● **Task objective**:
Filter for the word "original" and keep each matching line.

Some records
****************************************
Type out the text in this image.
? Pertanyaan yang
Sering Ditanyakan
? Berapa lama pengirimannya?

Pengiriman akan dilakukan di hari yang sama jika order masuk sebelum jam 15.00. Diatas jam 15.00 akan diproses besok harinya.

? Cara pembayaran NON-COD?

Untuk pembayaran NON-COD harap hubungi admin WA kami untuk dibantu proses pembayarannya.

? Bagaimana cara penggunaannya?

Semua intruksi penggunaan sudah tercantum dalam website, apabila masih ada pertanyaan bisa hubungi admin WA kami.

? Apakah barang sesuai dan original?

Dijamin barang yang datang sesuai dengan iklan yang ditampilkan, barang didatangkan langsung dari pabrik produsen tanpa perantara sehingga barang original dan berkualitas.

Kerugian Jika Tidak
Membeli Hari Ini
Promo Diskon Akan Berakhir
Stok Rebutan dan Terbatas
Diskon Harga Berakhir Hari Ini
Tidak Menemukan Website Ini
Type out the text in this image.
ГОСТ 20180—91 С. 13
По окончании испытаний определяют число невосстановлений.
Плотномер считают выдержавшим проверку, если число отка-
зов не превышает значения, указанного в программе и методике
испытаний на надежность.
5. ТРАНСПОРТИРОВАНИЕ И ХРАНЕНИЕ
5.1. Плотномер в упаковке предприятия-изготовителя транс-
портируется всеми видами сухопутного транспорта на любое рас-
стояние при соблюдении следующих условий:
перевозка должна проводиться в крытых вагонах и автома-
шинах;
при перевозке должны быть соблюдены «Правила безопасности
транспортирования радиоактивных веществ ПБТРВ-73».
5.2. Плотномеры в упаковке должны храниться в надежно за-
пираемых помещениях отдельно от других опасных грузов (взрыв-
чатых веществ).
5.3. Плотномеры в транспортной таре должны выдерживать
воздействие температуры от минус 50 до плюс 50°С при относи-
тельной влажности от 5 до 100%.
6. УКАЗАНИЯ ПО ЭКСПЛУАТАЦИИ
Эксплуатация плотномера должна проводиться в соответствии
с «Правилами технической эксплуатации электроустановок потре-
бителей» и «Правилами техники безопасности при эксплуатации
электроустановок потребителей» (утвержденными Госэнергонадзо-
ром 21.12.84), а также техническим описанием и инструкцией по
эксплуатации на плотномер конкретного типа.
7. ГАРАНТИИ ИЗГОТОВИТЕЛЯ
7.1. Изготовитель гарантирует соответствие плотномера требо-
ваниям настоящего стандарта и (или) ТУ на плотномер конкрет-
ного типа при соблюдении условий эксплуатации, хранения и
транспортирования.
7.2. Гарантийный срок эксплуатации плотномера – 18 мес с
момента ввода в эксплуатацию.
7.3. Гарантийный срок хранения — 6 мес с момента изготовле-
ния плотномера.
****************************************
● **Response below**:
? Apakah barang sesuai dan original?
Dijamin barang yang datang sesuai dengan iklan yang ditampilkan, barang didatangkan langsung dari pabrik produsen tanpa perantara sehingga barang original dan berkualitas.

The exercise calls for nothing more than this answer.